The records below must be output exactly, without pictures.
::: Records for this task
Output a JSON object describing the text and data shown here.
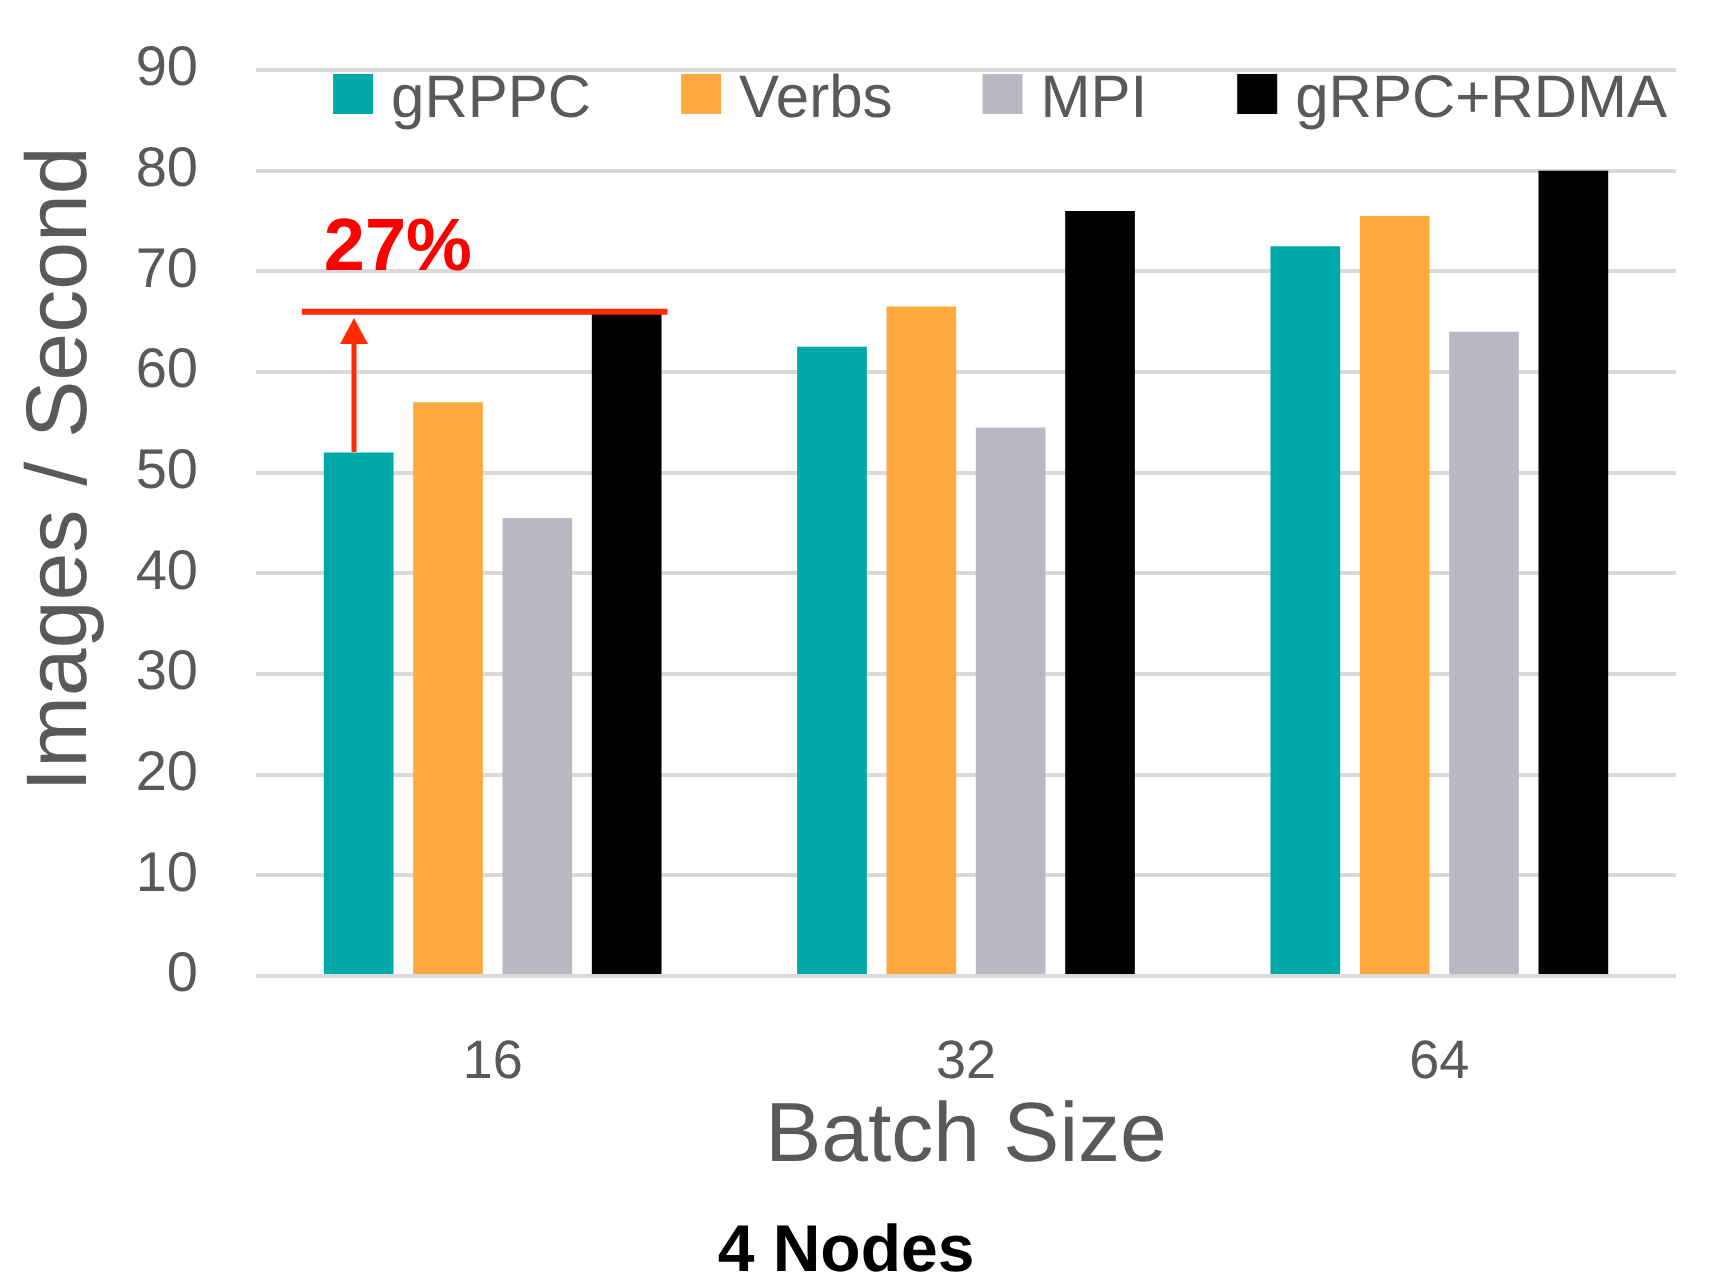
{
  "chart_data": {
    "type": "bar",
    "title": "4 Nodes",
    "xlabel": "Batch Size",
    "ylabel": "Images / Second",
    "categories": [
      "16",
      "32",
      "64"
    ],
    "series": [
      {
        "name": "gRPPC",
        "color": "#00a9a9",
        "values": [
          52,
          62.5,
          72.5
        ]
      },
      {
        "name": "Verbs",
        "color": "#ffa940",
        "values": [
          57,
          66.5,
          75.5
        ]
      },
      {
        "name": "MPI",
        "color": "#b9b9c4",
        "values": [
          45.5,
          54.5,
          64
        ]
      },
      {
        "name": "gRPC+RDMA",
        "color": "#000000",
        "values": [
          66,
          76,
          80
        ]
      }
    ],
    "ylim": [
      0,
      90
    ],
    "yticks": [
      0,
      10,
      20,
      30,
      40,
      50,
      60,
      70,
      80,
      90
    ],
    "grid": "y",
    "legend": "top",
    "ref_lines": [
      {
        "axis": "y",
        "value": 66,
        "color": "#ff2a00"
      }
    ],
    "annotations": [
      {
        "text": "27%",
        "x": "16",
        "y": 66
      }
    ]
  }
}
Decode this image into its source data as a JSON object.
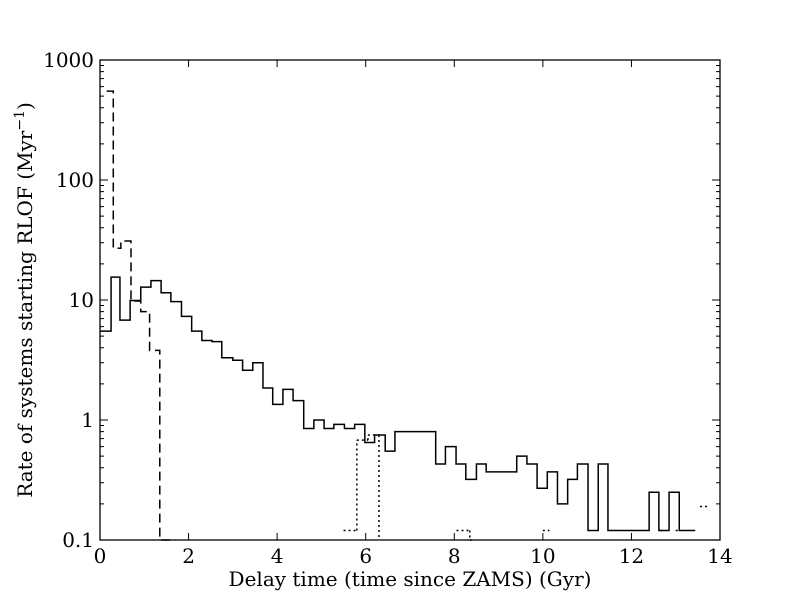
{
  "chart_data": {
    "type": "line",
    "title": "",
    "xlabel": "Delay time (time since ZAMS) (Gyr)",
    "ylabel": "Rate of systems starting RLOF (Myr",
    "ylabel_sup": "−1",
    "ylabel_tail": ")",
    "xlim": [
      0,
      14
    ],
    "ylim": [
      0.1,
      1000
    ],
    "yscale": "log",
    "grid": false,
    "legend": "none",
    "x_ticks": [
      0,
      2,
      4,
      6,
      8,
      10,
      12,
      14
    ],
    "x_tick_labels": [
      "0",
      "2",
      "4",
      "6",
      "8",
      "10",
      "12",
      "14"
    ],
    "y_ticks": [
      0.1,
      1,
      10,
      100,
      1000
    ],
    "y_tick_labels": [
      "0.1",
      "1",
      "10",
      "100",
      "1000"
    ],
    "series": [
      {
        "style": "solid",
        "color": "#000000",
        "step_edges": [
          0,
          0.25,
          0.45,
          0.68,
          0.92,
          1.15,
          1.38,
          1.6,
          1.84,
          2.07,
          2.3,
          2.53,
          2.75,
          3.0,
          3.22,
          3.45,
          3.68,
          3.9,
          4.13,
          4.36,
          4.6,
          4.83,
          5.06,
          5.28,
          5.52,
          5.75,
          5.98,
          6.2,
          6.44,
          6.66,
          6.89,
          7.58,
          7.8,
          8.04,
          8.26,
          8.5,
          8.72,
          8.95,
          9.41,
          9.64,
          9.87,
          10.1,
          10.33,
          10.56,
          10.78,
          11.02,
          11.25,
          11.47,
          11.93,
          12.4,
          12.62,
          12.85,
          13.08
        ],
        "values": [
          5.5,
          15.5,
          6.8,
          9.9,
          12.8,
          14.5,
          11.5,
          9.7,
          7.3,
          5.5,
          4.6,
          4.5,
          3.3,
          3.15,
          2.6,
          3.0,
          1.85,
          1.35,
          1.8,
          1.45,
          0.85,
          1.0,
          0.85,
          0.92,
          0.85,
          0.92,
          0.65,
          0.75,
          0.55,
          0.8,
          0.8,
          0.43,
          0.6,
          0.43,
          0.32,
          0.43,
          0.37,
          0.37,
          0.5,
          0.43,
          0.27,
          0.37,
          0.2,
          0.32,
          0.43,
          0.12,
          0.43,
          0.12,
          0.12,
          0.25,
          0.12,
          0.25,
          0.12
        ]
      },
      {
        "style": "dashed",
        "color": "#000000",
        "step_edges": [
          0.15,
          0.3,
          0.47,
          0.7,
          0.92,
          1.12,
          1.35
        ],
        "values": [
          550,
          27,
          31,
          9.8,
          8.0,
          3.8,
          0.1
        ]
      },
      {
        "style": "dotted",
        "color": "#000000",
        "segments": [
          {
            "x0": 5.5,
            "x1": 5.8,
            "y": 0.12
          },
          {
            "x0": 5.8,
            "x1": 6.05,
            "y": 0.68
          },
          {
            "x0": 6.05,
            "x1": 6.3,
            "y": 0.75
          },
          {
            "x0": 8.05,
            "x1": 8.35,
            "y": 0.12
          },
          {
            "x0": 8.35,
            "x1": 8.42,
            "y": 0.1
          },
          {
            "x0": 10.0,
            "x1": 10.15,
            "y": 0.12
          },
          {
            "x0": 12.65,
            "x1": 12.75,
            "y": 0.12
          },
          {
            "x0": 13.0,
            "x1": 13.1,
            "y": 0.12
          },
          {
            "x0": 13.55,
            "x1": 13.75,
            "y": 0.19
          }
        ],
        "verticals": [
          {
            "x": 5.8,
            "y0": 0.12,
            "y1": 0.68
          },
          {
            "x": 6.05,
            "y0": 0.68,
            "y1": 0.75
          },
          {
            "x": 6.3,
            "y0": 0.75,
            "y1": 0.1
          },
          {
            "x": 8.35,
            "y0": 0.12,
            "y1": 0.1
          }
        ]
      }
    ]
  }
}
::::::
● Solved exercise:
Output a JSON object describing the text and data shown here.
{
  "chart_data": {
    "type": "bar",
    "title": "4 Nodes",
    "xlabel": "Batch Size",
    "ylabel": "Images / Second",
    "categories": [
      "16",
      "32",
      "64"
    ],
    "series": [
      {
        "name": "gRPPC",
        "color": "#00a9a9",
        "values": [
          52,
          62.5,
          72.5
        ]
      },
      {
        "name": "Verbs",
        "color": "#ffa940",
        "values": [
          57,
          66.5,
          75.5
        ]
      },
      {
        "name": "MPI",
        "color": "#b9b9c4",
        "values": [
          45.5,
          54.5,
          64
        ]
      },
      {
        "name": "gRPC+RDMA",
        "color": "#000000",
        "values": [
          66,
          76,
          80
        ]
      }
    ],
    "ylim": [
      0,
      90
    ],
    "yticks": [
      0,
      10,
      20,
      30,
      40,
      50,
      60,
      70,
      80,
      90
    ],
    "grid": "y",
    "legend": "top",
    "ref_lines": [
      {
        "axis": "y",
        "value": 66,
        "color": "#ff2a00"
      }
    ],
    "annotations": [
      {
        "text": "27%",
        "x": "16",
        "y": 66
      }
    ]
  }
}
Decode this image into its source data as a JSON object.
{
  "chart_data": {
    "type": "line",
    "title": "",
    "xlabel": "Delay time (time since ZAMS) (Gyr)",
    "ylabel": "Rate of systems starting RLOF (Myr",
    "ylabel_sup": "−1",
    "ylabel_tail": ")",
    "xlim": [
      0,
      14
    ],
    "ylim": [
      0.1,
      1000
    ],
    "yscale": "log",
    "grid": false,
    "legend": "none",
    "x_ticks": [
      0,
      2,
      4,
      6,
      8,
      10,
      12,
      14
    ],
    "x_tick_labels": [
      "0",
      "2",
      "4",
      "6",
      "8",
      "10",
      "12",
      "14"
    ],
    "y_ticks": [
      0.1,
      1,
      10,
      100,
      1000
    ],
    "y_tick_labels": [
      "0.1",
      "1",
      "10",
      "100",
      "1000"
    ],
    "series": [
      {
        "style": "solid",
        "color": "#000000",
        "step_edges": [
          0,
          0.25,
          0.45,
          0.68,
          0.92,
          1.15,
          1.38,
          1.6,
          1.84,
          2.07,
          2.3,
          2.53,
          2.75,
          3.0,
          3.22,
          3.45,
          3.68,
          3.9,
          4.13,
          4.36,
          4.6,
          4.83,
          5.06,
          5.28,
          5.52,
          5.75,
          5.98,
          6.2,
          6.44,
          6.66,
          6.89,
          7.58,
          7.8,
          8.04,
          8.26,
          8.5,
          8.72,
          8.95,
          9.41,
          9.64,
          9.87,
          10.1,
          10.33,
          10.56,
          10.78,
          11.02,
          11.25,
          11.47,
          11.93,
          12.4,
          12.62,
          12.85,
          13.08
        ],
        "values": [
          5.5,
          15.5,
          6.8,
          9.9,
          12.8,
          14.5,
          11.5,
          9.7,
          7.3,
          5.5,
          4.6,
          4.5,
          3.3,
          3.15,
          2.6,
          3.0,
          1.85,
          1.35,
          1.8,
          1.45,
          0.85,
          1.0,
          0.85,
          0.92,
          0.85,
          0.92,
          0.65,
          0.75,
          0.55,
          0.8,
          0.8,
          0.43,
          0.6,
          0.43,
          0.32,
          0.43,
          0.37,
          0.37,
          0.5,
          0.43,
          0.27,
          0.37,
          0.2,
          0.32,
          0.43,
          0.12,
          0.43,
          0.12,
          0.12,
          0.25,
          0.12,
          0.25,
          0.12
        ]
      },
      {
        "style": "dashed",
        "color": "#000000",
        "step_edges": [
          0.15,
          0.3,
          0.47,
          0.7,
          0.92,
          1.12,
          1.35
        ],
        "values": [
          550,
          27,
          31,
          9.8,
          8.0,
          3.8,
          0.1
        ]
      },
      {
        "style": "dotted",
        "color": "#000000",
        "segments": [
          {
            "x0": 5.5,
            "x1": 5.8,
            "y": 0.12
          },
          {
            "x0": 5.8,
            "x1": 6.05,
            "y": 0.68
          },
          {
            "x0": 6.05,
            "x1": 6.3,
            "y": 0.75
          },
          {
            "x0": 8.05,
            "x1": 8.35,
            "y": 0.12
          },
          {
            "x0": 8.35,
            "x1": 8.42,
            "y": 0.1
          },
          {
            "x0": 10.0,
            "x1": 10.15,
            "y": 0.12
          },
          {
            "x0": 12.65,
            "x1": 12.75,
            "y": 0.12
          },
          {
            "x0": 13.0,
            "x1": 13.1,
            "y": 0.12
          },
          {
            "x0": 13.55,
            "x1": 13.75,
            "y": 0.19
          }
        ],
        "verticals": [
          {
            "x": 5.8,
            "y0": 0.12,
            "y1": 0.68
          },
          {
            "x": 6.05,
            "y0": 0.68,
            "y1": 0.75
          },
          {
            "x": 6.3,
            "y0": 0.75,
            "y1": 0.1
          },
          {
            "x": 8.35,
            "y0": 0.12,
            "y1": 0.1
          }
        ]
      }
    ]
  }
}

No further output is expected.